Task statement:
The records below are to be quoted in full; please keep every word exact.

Collection entries:
⁂
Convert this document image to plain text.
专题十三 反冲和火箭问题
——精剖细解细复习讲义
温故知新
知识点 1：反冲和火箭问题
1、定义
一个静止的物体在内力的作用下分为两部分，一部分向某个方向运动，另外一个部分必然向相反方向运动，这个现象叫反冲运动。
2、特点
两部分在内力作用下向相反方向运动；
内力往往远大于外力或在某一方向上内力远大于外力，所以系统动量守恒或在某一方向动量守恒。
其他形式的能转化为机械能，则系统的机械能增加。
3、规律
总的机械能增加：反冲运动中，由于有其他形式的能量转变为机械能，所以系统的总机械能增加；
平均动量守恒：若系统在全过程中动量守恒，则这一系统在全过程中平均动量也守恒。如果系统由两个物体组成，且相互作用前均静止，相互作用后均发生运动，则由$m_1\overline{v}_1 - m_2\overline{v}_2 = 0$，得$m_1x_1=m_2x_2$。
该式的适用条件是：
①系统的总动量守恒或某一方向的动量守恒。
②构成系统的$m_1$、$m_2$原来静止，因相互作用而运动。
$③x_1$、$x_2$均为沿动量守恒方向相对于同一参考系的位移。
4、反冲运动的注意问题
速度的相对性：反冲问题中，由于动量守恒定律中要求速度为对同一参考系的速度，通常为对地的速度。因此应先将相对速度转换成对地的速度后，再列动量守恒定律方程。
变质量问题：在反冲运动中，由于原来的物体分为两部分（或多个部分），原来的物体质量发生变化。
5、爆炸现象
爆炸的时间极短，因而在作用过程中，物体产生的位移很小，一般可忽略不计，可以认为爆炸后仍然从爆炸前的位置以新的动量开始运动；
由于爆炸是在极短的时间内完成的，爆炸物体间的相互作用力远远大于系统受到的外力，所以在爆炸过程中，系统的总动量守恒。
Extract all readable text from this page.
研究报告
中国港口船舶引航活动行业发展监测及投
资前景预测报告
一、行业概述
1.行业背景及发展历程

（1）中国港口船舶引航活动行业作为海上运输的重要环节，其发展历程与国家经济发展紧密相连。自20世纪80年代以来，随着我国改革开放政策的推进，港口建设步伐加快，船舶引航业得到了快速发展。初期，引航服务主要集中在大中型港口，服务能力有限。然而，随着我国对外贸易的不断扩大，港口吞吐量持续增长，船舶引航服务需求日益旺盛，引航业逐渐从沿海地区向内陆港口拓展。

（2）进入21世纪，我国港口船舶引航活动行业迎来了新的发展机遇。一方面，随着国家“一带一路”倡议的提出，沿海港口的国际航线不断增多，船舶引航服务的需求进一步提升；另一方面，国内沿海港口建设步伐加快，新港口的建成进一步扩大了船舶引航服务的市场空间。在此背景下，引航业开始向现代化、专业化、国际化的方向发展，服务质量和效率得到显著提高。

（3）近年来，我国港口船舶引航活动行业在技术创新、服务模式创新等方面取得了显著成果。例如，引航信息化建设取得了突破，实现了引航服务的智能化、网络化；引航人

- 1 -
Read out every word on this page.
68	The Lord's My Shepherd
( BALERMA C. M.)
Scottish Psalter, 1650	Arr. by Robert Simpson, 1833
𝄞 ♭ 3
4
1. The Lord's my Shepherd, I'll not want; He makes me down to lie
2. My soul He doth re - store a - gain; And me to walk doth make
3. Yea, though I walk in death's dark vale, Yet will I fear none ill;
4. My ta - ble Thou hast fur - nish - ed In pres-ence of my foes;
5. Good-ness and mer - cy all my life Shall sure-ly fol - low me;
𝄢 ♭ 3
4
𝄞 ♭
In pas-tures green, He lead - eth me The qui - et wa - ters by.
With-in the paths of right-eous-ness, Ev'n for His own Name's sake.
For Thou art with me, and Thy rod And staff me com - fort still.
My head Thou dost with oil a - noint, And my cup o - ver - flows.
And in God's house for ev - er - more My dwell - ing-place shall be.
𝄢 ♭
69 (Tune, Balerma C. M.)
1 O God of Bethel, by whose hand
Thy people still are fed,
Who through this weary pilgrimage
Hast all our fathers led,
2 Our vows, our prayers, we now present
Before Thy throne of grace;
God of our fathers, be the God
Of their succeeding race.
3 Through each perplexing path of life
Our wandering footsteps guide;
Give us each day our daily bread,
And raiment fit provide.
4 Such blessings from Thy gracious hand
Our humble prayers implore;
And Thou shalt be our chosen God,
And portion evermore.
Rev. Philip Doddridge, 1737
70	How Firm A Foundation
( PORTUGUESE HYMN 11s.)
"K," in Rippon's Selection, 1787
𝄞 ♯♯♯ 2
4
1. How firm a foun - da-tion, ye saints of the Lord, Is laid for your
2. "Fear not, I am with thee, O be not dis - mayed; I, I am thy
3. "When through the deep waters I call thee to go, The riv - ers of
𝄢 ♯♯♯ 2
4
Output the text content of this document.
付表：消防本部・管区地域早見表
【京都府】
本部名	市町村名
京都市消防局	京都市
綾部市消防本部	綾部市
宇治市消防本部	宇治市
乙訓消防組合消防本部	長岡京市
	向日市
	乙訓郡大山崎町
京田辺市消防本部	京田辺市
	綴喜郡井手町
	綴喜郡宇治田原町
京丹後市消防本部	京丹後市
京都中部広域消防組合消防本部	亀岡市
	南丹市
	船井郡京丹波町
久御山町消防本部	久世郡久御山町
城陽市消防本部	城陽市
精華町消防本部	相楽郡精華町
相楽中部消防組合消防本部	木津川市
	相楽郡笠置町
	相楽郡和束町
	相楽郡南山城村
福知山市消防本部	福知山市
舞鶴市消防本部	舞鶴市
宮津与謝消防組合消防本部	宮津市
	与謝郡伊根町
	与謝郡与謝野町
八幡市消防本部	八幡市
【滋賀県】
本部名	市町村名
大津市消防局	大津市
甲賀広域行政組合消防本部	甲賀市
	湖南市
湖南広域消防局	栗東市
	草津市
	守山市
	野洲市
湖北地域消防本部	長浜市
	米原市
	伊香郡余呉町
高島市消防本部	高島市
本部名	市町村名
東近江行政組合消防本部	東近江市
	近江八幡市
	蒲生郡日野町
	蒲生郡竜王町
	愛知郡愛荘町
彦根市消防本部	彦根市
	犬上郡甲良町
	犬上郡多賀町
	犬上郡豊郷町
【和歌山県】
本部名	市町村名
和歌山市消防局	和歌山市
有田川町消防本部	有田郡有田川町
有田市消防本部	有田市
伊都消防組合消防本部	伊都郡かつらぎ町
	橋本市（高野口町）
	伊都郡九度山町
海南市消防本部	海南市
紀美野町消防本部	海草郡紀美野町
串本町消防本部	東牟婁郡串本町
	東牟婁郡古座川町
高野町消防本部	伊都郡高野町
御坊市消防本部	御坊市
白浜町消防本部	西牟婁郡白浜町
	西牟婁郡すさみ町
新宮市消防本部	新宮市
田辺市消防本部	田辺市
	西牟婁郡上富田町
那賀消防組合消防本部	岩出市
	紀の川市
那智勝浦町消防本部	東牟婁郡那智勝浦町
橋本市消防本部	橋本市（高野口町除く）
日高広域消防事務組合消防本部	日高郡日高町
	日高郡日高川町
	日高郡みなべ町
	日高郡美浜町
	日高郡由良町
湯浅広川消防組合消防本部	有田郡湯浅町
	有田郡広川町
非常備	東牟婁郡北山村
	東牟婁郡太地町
⁂
Exercise response:
Convert this document image to plain text.
专题十三 反冲和火箭问题
——精剖细解细复习讲义
温故知新
知识点 1：反冲和火箭问题
1、定义
一个静止的物体在内力的作用下分为两部分，一部分向某个方向运动，另外一个部分必然向相反方向运动，这个现象叫反冲运动。
2、特点
两部分在内力作用下向相反方向运动；
内力往往远大于外力或在某一方向上内力远大于外力，所以系统动量守恒或在某一方向动量守恒。
其他形式的能转化为机械能，则系统的机械能增加。
3、规律
总的机械能增加：反冲运动中，由于有其他形式的能量转变为机械能，所以系统的总机械能增加；
平均动量守恒：若系统在全过程中动量守恒，则这一系统在全过程中平均动量也守恒。如果系统由两个物体组成，且相互作用前均静止，相互作用后均发生运动，则由$m_1\overline{v}_1 - m_2\overline{v}_2 = 0$，得$m_1x_1=m_2x_2$。
该式的适用条件是：
①系统的总动量守恒或某一方向的动量守恒。
②构成系统的$m_1$、$m_2$原来静止，因相互作用而运动。
$③x_1$、$x_2$均为沿动量守恒方向相对于同一参考系的位移。
4、反冲运动的注意问题
速度的相对性：反冲问题中，由于动量守恒定律中要求速度为对同一参考系的速度，通常为对地的速度。因此应先将相对速度转换成对地的速度后，再列动量守恒定律方程。
变质量问题：在反冲运动中，由于原来的物体分为两部分（或多个部分），原来的物体质量发生变化。
5、爆炸现象
爆炸的时间极短，因而在作用过程中，物体产生的位移很小，一般可忽略不计，可以认为爆炸后仍然从爆炸前的位置以新的动量开始运动；
由于爆炸是在极短的时间内完成的，爆炸物体间的相互作用力远远大于系统受到的外力，所以在爆炸过程中，系统的总动量守恒。
Extract all readable text from this page.
研究报告
中国港口船舶引航活动行业发展监测及投
资前景预测报告
一、行业概述
1.行业背景及发展历程

（1）中国港口船舶引航活动行业作为海上运输的重要环节，其发展历程与国家经济发展紧密相连。自20世纪80年代以来，随着我国改革开放政策的推进，港口建设步伐加快，船舶引航业得到了快速发展。初期，引航服务主要集中在大中型港口，服务能力有限。然而，随着我国对外贸易的不断扩大，港口吞吐量持续增长，船舶引航服务需求日益旺盛，引航业逐渐从沿海地区向内陆港口拓展。

（2）进入21世纪，我国港口船舶引航活动行业迎来了新的发展机遇。一方面，随着国家“一带一路”倡议的提出，沿海港口的国际航线不断增多，船舶引航服务的需求进一步提升；另一方面，国内沿海港口建设步伐加快，新港口的建成进一步扩大了船舶引航服务的市场空间。在此背景下，引航业开始向现代化、专业化、国际化的方向发展，服务质量和效率得到显著提高。

（3）近年来，我国港口船舶引航活动行业在技术创新、服务模式创新等方面取得了显著成果。例如，引航信息化建设取得了突破，实现了引航服务的智能化、网络化；引航人

- 1 -
Read out every word on this page.
68	The Lord's My Shepherd
( BALERMA C. M.)
Scottish Psalter, 1650	Arr. by Robert Simpson, 1833
𝄞 ♭ 3
4
1. The Lord's my Shepherd, I'll not want; He makes me down to lie
2. My soul He doth re - store a - gain; And me to walk doth make
3. Yea, though I walk in death's dark vale, Yet will I fear none ill;
4. My ta - ble Thou hast fur - nish - ed In pres-ence of my foes;
5. Good-ness and mer - cy all my life Shall sure-ly fol - low me;
𝄢 ♭ 3
4
𝄞 ♭
In pas-tures green, He lead - eth me The qui - et wa - ters by.
With-in the paths of right-eous-ness, Ev'n for His own Name's sake.
For Thou art with me, and Thy rod And staff me com - fort still.
My head Thou dost with oil a - noint, And my cup o - ver - flows.
And in God's house for ev - er - more My dwell - ing-place shall be.
𝄢 ♭
69 (Tune, Balerma C. M.)
1 O God of Bethel, by whose hand
Thy people still are fed,
Who through this weary pilgrimage
Hast all our fathers led,
2 Our vows, our prayers, we now present
Before Thy throne of grace;
God of our fathers, be the God
Of their succeeding race.
3 Through each perplexing path of life
Our wandering footsteps guide;
Give us each day our daily bread,
And raiment fit provide.
4 Such blessings from Thy gracious hand
Our humble prayers implore;
And Thou shalt be our chosen God,
And portion evermore.
Rev. Philip Doddridge, 1737
70	How Firm A Foundation
( PORTUGUESE HYMN 11s.)
"K," in Rippon's Selection, 1787
𝄞 ♯♯♯ 2
4
1. How firm a foun - da-tion, ye saints of the Lord, Is laid for your
2. "Fear not, I am with thee, O be not dis - mayed; I, I am thy
3. "When through the deep waters I call thee to go, The riv - ers of
𝄢 ♯♯♯ 2
4
Output the text content of this document.
付表：消防本部・管区地域早見表
【京都府】
本部名	市町村名
京都市消防局	京都市
綾部市消防本部	綾部市
宇治市消防本部	宇治市
乙訓消防組合消防本部	長岡京市
	向日市
	乙訓郡大山崎町
京田辺市消防本部	京田辺市
	綴喜郡井手町
	綴喜郡宇治田原町
京丹後市消防本部	京丹後市
京都中部広域消防組合消防本部	亀岡市
	南丹市
	船井郡京丹波町
久御山町消防本部	久世郡久御山町
城陽市消防本部	城陽市
精華町消防本部	相楽郡精華町
相楽中部消防組合消防本部	木津川市
	相楽郡笠置町
	相楽郡和束町
	相楽郡南山城村
福知山市消防本部	福知山市
舞鶴市消防本部	舞鶴市
宮津与謝消防組合消防本部	宮津市
	与謝郡伊根町
	与謝郡与謝野町
八幡市消防本部	八幡市
【滋賀県】
本部名	市町村名
大津市消防局	大津市
甲賀広域行政組合消防本部	甲賀市
	湖南市
湖南広域消防局	栗東市
	草津市
	守山市
	野洲市
湖北地域消防本部	長浜市
	米原市
	伊香郡余呉町
高島市消防本部	高島市
本部名	市町村名
東近江行政組合消防本部	東近江市
	近江八幡市
	蒲生郡日野町
	蒲生郡竜王町
	愛知郡愛荘町
彦根市消防本部	彦根市
	犬上郡甲良町
	犬上郡多賀町
	犬上郡豊郷町
【和歌山県】
本部名	市町村名
和歌山市消防局	和歌山市
有田川町消防本部	有田郡有田川町
有田市消防本部	有田市
伊都消防組合消防本部	伊都郡かつらぎ町
	橋本市（高野口町）
	伊都郡九度山町
海南市消防本部	海南市
紀美野町消防本部	海草郡紀美野町
串本町消防本部	東牟婁郡串本町
	東牟婁郡古座川町
高野町消防本部	伊都郡高野町
御坊市消防本部	御坊市
白浜町消防本部	西牟婁郡白浜町
	西牟婁郡すさみ町
新宮市消防本部	新宮市
田辺市消防本部	田辺市
	西牟婁郡上富田町
那賀消防組合消防本部	岩出市
	紀の川市
那智勝浦町消防本部	東牟婁郡那智勝浦町
橋本市消防本部	橋本市（高野口町除く）
日高広域消防事務組合消防本部	日高郡日高町
	日高郡日高川町
	日高郡みなべ町
	日高郡美浜町
	日高郡由良町
湯浅広川消防組合消防本部	有田郡湯浅町
	有田郡広川町
非常備	東牟婁郡北山村
	東牟婁郡太地町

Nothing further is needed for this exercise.